SELECTED EXCERPT START

The optimists read the same facts differently. Every person who buys a Royal Pop for $400 and loves it is a potential AP customer twenty years from now, when they can afford the real thing. The MoonSwatch demonstrated this clearly: Speedmaster searches on watch marketplaces spiked after the collaboration launched. Exposure and aspiration are not competitors to exclusivity. They feed it over time.
Joshua Ganjei, CEO of European Watch Company in Boston, described the Royal Pop as a funnel. Not for this year's revenue. For the next generation of buyers who are being introduced to the AP brand, its history, and its design language through a $400 entry point that fits in a student's budget.
The purist case
Brand dilution is real and permanent
Rolex protects Rolex by using Tudor for accessible price points. AP has just handed its most recognizable geometry to a mass-market bioceramic format. Prestige, once diluted, is slow to recover. Collectors who paid five figures for the octagonal shape are not happy.
The optimist case
The MoonSwatch showed the way
The Speedmaster did not lose prestige after the MoonSwatch. Secondary market prices for real Speedmasters held. Awareness of the brand went up among demographics Omega had never reached. AP is betting the same logic applies. Time will say who was right.
One more thing about the design
AP and Swatch made a specific choice that deserves attention: the Royal Pop is a pocket watch, not a wristwatch.

SELECTED EXCERPT END

_CHECK YOUR UNDERSTANDING_:
A. In the Royal Pop excerpt, what did Joshua Ganjei describe the Royal Pop as?
B. Please change "demographics" to "age groups" in the Royal Pop excerpt, and give the passage starting with "The optimist case" and going on through "who was right.".

DATASET CONTENT START

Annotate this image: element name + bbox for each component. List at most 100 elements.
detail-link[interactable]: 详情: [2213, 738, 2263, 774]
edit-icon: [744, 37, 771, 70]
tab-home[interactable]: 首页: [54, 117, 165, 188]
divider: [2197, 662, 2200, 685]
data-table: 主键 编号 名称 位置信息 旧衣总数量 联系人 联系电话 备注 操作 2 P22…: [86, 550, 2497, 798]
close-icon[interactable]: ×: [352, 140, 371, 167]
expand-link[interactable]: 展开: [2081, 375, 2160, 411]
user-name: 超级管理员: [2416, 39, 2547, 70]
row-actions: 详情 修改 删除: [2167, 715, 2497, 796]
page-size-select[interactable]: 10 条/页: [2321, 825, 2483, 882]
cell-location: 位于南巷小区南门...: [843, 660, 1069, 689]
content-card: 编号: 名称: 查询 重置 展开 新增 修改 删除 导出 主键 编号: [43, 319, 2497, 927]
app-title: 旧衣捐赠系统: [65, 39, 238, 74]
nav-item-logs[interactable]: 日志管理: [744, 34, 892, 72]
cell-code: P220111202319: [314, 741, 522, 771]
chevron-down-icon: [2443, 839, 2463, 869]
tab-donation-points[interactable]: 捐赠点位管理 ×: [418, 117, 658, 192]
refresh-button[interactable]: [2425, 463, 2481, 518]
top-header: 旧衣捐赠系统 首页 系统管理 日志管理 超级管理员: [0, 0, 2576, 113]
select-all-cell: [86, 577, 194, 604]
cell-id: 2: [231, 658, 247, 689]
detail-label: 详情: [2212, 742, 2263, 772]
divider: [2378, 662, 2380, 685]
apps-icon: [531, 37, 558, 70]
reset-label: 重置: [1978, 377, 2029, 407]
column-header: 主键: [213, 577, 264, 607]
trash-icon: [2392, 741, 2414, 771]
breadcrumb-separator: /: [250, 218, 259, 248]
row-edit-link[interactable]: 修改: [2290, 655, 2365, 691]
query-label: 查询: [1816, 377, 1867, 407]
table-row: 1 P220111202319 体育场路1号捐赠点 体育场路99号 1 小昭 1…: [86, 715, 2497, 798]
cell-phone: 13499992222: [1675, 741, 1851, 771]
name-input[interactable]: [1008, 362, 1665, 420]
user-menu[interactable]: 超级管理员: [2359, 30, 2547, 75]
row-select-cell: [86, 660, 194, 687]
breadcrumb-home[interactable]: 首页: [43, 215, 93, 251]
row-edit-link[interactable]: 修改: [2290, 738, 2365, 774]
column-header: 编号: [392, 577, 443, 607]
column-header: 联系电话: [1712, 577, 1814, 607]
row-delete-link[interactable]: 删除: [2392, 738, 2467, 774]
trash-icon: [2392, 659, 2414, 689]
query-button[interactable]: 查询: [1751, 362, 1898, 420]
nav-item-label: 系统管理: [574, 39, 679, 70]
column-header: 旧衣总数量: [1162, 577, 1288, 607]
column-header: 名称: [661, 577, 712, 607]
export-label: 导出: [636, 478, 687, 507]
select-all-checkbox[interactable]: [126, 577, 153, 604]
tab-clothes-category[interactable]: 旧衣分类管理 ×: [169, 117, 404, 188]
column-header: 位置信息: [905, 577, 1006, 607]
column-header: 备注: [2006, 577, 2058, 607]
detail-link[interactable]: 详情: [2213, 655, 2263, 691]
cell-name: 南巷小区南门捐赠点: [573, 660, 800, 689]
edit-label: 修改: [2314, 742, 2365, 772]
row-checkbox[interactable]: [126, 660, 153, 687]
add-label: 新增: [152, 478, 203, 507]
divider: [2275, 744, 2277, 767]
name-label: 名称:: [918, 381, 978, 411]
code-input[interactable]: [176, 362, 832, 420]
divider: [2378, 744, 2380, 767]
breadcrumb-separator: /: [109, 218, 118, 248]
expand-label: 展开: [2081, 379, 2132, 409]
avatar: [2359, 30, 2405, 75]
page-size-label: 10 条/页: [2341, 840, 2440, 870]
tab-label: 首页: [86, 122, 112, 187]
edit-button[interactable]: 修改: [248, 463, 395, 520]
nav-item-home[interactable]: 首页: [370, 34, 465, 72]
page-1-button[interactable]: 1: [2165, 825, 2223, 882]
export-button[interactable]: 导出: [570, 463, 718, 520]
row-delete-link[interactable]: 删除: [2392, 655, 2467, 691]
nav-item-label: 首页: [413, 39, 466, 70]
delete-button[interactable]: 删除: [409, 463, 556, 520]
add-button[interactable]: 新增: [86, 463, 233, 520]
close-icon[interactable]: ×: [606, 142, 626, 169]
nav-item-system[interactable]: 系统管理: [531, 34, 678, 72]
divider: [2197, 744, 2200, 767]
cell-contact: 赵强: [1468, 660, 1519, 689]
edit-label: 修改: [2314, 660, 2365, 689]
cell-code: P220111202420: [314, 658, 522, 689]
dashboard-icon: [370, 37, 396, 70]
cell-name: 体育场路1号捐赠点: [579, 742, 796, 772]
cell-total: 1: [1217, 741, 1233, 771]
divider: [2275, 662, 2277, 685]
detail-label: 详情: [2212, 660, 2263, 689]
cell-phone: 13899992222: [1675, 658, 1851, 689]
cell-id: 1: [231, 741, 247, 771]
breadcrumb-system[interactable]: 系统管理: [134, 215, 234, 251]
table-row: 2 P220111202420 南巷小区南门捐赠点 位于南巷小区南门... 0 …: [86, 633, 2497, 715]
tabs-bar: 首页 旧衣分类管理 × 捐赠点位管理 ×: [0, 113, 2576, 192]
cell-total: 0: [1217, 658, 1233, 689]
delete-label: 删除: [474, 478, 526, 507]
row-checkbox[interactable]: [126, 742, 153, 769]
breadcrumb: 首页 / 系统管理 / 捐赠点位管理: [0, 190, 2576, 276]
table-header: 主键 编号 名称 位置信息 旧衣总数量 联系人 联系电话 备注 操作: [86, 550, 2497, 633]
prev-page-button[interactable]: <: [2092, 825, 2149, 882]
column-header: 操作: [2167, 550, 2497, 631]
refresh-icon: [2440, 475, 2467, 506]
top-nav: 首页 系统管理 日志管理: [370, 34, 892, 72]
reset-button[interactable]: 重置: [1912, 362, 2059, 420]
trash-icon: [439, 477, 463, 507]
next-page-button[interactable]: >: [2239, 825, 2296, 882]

DATASET CONTENT END

_RESULTS FOR THE EXERCISE_:
A. A funnel.

B.
The optimist case
The MoonSwatch showed the way
The Speedmaster did not lose prestige after the MoonSwatch. Secondary market prices for real Speedmasters held. Awareness of the brand went up among age groups Omega had never reached. AP is betting the same logic applies. Time will say who was right.